Could you write out the records below exactly as they appear?
[START Data]
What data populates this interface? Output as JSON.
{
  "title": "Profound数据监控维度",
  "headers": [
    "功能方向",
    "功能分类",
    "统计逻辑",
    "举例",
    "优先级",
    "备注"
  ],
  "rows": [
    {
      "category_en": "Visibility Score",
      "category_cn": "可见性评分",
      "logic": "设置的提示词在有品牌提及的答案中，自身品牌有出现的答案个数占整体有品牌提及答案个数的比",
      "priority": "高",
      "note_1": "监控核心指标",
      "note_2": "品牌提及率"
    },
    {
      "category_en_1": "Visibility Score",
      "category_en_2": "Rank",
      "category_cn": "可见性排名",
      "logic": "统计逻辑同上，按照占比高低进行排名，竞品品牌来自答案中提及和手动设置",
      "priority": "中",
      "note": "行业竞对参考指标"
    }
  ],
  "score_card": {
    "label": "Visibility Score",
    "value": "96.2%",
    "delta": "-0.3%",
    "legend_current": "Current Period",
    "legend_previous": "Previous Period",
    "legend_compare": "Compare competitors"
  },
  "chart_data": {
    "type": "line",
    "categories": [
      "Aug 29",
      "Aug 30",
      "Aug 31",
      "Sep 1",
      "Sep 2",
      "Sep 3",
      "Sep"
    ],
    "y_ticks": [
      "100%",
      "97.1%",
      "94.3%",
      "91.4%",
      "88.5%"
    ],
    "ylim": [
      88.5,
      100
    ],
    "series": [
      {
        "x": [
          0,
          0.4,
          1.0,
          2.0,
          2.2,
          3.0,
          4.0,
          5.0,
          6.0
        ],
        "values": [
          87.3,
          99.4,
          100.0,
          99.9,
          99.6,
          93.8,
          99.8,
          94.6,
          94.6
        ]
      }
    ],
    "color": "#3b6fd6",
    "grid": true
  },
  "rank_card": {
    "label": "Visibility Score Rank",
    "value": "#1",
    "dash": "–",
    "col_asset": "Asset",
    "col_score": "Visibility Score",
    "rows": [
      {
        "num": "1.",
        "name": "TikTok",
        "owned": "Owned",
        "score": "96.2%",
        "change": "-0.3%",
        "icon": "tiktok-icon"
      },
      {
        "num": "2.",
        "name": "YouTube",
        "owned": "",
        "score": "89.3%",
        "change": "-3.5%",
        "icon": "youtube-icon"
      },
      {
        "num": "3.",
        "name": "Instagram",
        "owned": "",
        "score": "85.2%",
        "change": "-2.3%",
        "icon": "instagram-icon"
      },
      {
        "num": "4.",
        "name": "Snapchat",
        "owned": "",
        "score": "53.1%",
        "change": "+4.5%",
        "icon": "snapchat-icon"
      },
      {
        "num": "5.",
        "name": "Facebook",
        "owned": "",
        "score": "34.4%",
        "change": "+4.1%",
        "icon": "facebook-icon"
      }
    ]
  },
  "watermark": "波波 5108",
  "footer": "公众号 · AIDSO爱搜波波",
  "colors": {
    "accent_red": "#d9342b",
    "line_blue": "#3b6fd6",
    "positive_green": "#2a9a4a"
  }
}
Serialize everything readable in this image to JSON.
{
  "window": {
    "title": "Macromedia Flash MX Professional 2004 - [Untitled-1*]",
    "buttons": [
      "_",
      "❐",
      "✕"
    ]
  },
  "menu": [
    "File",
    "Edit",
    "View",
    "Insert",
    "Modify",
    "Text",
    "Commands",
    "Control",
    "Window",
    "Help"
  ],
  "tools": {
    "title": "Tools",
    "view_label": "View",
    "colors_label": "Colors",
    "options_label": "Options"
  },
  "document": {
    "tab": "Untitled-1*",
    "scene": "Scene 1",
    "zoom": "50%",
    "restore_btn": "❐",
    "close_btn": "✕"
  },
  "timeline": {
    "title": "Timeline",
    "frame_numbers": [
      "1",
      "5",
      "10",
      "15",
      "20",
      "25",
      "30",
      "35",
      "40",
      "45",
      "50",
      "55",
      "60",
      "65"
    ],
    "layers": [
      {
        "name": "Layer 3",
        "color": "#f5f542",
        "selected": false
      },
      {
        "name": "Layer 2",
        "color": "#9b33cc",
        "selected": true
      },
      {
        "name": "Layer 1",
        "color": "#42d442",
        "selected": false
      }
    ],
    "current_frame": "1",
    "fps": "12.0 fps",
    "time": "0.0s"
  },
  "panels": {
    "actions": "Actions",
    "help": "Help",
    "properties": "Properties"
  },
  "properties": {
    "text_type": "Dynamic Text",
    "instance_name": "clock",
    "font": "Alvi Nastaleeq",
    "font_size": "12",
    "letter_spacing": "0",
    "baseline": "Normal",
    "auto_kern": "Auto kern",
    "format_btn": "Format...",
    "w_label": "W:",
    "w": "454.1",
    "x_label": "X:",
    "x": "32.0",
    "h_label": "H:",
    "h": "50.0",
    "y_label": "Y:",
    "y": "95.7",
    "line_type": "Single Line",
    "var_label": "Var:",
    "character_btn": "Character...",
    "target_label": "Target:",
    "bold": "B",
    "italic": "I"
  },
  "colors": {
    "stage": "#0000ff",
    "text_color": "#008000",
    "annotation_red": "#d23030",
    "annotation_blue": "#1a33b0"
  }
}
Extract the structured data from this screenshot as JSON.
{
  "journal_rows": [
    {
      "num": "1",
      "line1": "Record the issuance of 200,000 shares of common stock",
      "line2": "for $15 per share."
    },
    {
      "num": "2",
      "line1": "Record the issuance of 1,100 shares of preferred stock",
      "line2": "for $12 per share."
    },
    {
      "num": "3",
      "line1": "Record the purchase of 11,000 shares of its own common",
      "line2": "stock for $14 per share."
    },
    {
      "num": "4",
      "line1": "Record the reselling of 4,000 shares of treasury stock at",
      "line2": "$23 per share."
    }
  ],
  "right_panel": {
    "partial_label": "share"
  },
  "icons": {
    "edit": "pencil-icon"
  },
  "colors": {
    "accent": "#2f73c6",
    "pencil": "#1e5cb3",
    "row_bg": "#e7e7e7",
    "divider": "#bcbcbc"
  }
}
[END Data]
Result
What data populates this interface? Output as JSON.
{
  "title": "Profound数据监控维度",
  "headers": [
    "功能方向",
    "功能分类",
    "统计逻辑",
    "举例",
    "优先级",
    "备注"
  ],
  "rows": [
    {
      "category_en": "Visibility Score",
      "category_cn": "可见性评分",
      "logic": "设置的提示词在有品牌提及的答案中，自身品牌有出现的答案个数占整体有品牌提及答案个数的比",
      "priority": "高",
      "note_1": "监控核心指标",
      "note_2": "品牌提及率"
    },
    {
      "category_en_1": "Visibility Score",
      "category_en_2": "Rank",
      "category_cn": "可见性排名",
      "logic": "统计逻辑同上，按照占比高低进行排名，竞品品牌来自答案中提及和手动设置",
      "priority": "中",
      "note": "行业竞对参考指标"
    }
  ],
  "score_card": {
    "label": "Visibility Score",
    "value": "96.2%",
    "delta": "-0.3%",
    "legend_current": "Current Period",
    "legend_previous": "Previous Period",
    "legend_compare": "Compare competitors"
  },
  "chart_data": {
    "type": "line",
    "categories": [
      "Aug 29",
      "Aug 30",
      "Aug 31",
      "Sep 1",
      "Sep 2",
      "Sep 3",
      "Sep"
    ],
    "y_ticks": [
      "100%",
      "97.1%",
      "94.3%",
      "91.4%",
      "88.5%"
    ],
    "ylim": [
      88.5,
      100
    ],
    "series": [
      {
        "x": [
          0,
          0.4,
          1.0,
          2.0,
          2.2,
          3.0,
          4.0,
          5.0,
          6.0
        ],
        "values": [
          87.3,
          99.4,
          100.0,
          99.9,
          99.6,
          93.8,
          99.8,
          94.6,
          94.6
        ]
      }
    ],
    "color": "#3b6fd6",
    "grid": true
  },
  "rank_card": {
    "label": "Visibility Score Rank",
    "value": "#1",
    "dash": "–",
    "col_asset": "Asset",
    "col_score": "Visibility Score",
    "rows": [
      {
        "num": "1.",
        "name": "TikTok",
        "owned": "Owned",
        "score": "96.2%",
        "change": "-0.3%",
        "icon": "tiktok-icon"
      },
      {
        "num": "2.",
        "name": "YouTube",
        "owned": "",
        "score": "89.3%",
        "change": "-3.5%",
        "icon": "youtube-icon"
      },
      {
        "num": "3.",
        "name": "Instagram",
        "owned": "",
        "score": "85.2%",
        "change": "-2.3%",
        "icon": "instagram-icon"
      },
      {
        "num": "4.",
        "name": "Snapchat",
        "owned": "",
        "score": "53.1%",
        "change": "+4.5%",
        "icon": "snapchat-icon"
      },
      {
        "num": "5.",
        "name": "Facebook",
        "owned": "",
        "score": "34.4%",
        "change": "+4.1%",
        "icon": "facebook-icon"
      }
    ]
  },
  "watermark": "波波 5108",
  "footer": "公众号 · AIDSO爱搜波波",
  "colors": {
    "accent_red": "#d9342b",
    "line_blue": "#3b6fd6",
    "positive_green": "#2a9a4a"
  }
}
Serialize everything readable in this image to JSON.
{
  "window": {
    "title": "Macromedia Flash MX Professional 2004 - [Untitled-1*]",
    "buttons": [
      "_",
      "❐",
      "✕"
    ]
  },
  "menu": [
    "File",
    "Edit",
    "View",
    "Insert",
    "Modify",
    "Text",
    "Commands",
    "Control",
    "Window",
    "Help"
  ],
  "tools": {
    "title": "Tools",
    "view_label": "View",
    "colors_label": "Colors",
    "options_label": "Options"
  },
  "document": {
    "tab": "Untitled-1*",
    "scene": "Scene 1",
    "zoom": "50%",
    "restore_btn": "❐",
    "close_btn": "✕"
  },
  "timeline": {
    "title": "Timeline",
    "frame_numbers": [
      "1",
      "5",
      "10",
      "15",
      "20",
      "25",
      "30",
      "35",
      "40",
      "45",
      "50",
      "55",
      "60",
      "65"
    ],
    "layers": [
      {
        "name": "Layer 3",
        "color": "#f5f542",
        "selected": false
      },
      {
        "name": "Layer 2",
        "color": "#9b33cc",
        "selected": true
      },
      {
        "name": "Layer 1",
        "color": "#42d442",
        "selected": false
      }
    ],
    "current_frame": "1",
    "fps": "12.0 fps",
    "time": "0.0s"
  },
  "panels": {
    "actions": "Actions",
    "help": "Help",
    "properties": "Properties"
  },
  "properties": {
    "text_type": "Dynamic Text",
    "instance_name": "clock",
    "font": "Alvi Nastaleeq",
    "font_size": "12",
    "letter_spacing": "0",
    "baseline": "Normal",
    "auto_kern": "Auto kern",
    "format_btn": "Format...",
    "w_label": "W:",
    "w": "454.1",
    "x_label": "X:",
    "x": "32.0",
    "h_label": "H:",
    "h": "50.0",
    "y_label": "Y:",
    "y": "95.7",
    "line_type": "Single Line",
    "var_label": "Var:",
    "character_btn": "Character...",
    "target_label": "Target:",
    "bold": "B",
    "italic": "I"
  },
  "colors": {
    "stage": "#0000ff",
    "text_color": "#008000",
    "annotation_red": "#d23030",
    "annotation_blue": "#1a33b0"
  }
}
Extract the structured data from this screenshot as JSON.
{
  "journal_rows": [
    {
      "num": "1",
      "line1": "Record the issuance of 200,000 shares of common stock",
      "line2": "for $15 per share."
    },
    {
      "num": "2",
      "line1": "Record the issuance of 1,100 shares of preferred stock",
      "line2": "for $12 per share."
    },
    {
      "num": "3",
      "line1": "Record the purchase of 11,000 shares of its own common",
      "line2": "stock for $14 per share."
    },
    {
      "num": "4",
      "line1": "Record the reselling of 4,000 shares of treasury stock at",
      "line2": "$23 per share."
    }
  ],
  "right_panel": {
    "partial_label": "share"
  },
  "icons": {
    "edit": "pencil-icon"
  },
  "colors": {
    "accent": "#2f73c6",
    "pencil": "#1e5cb3",
    "row_bg": "#e7e7e7",
    "divider": "#bcbcbc"
  }
}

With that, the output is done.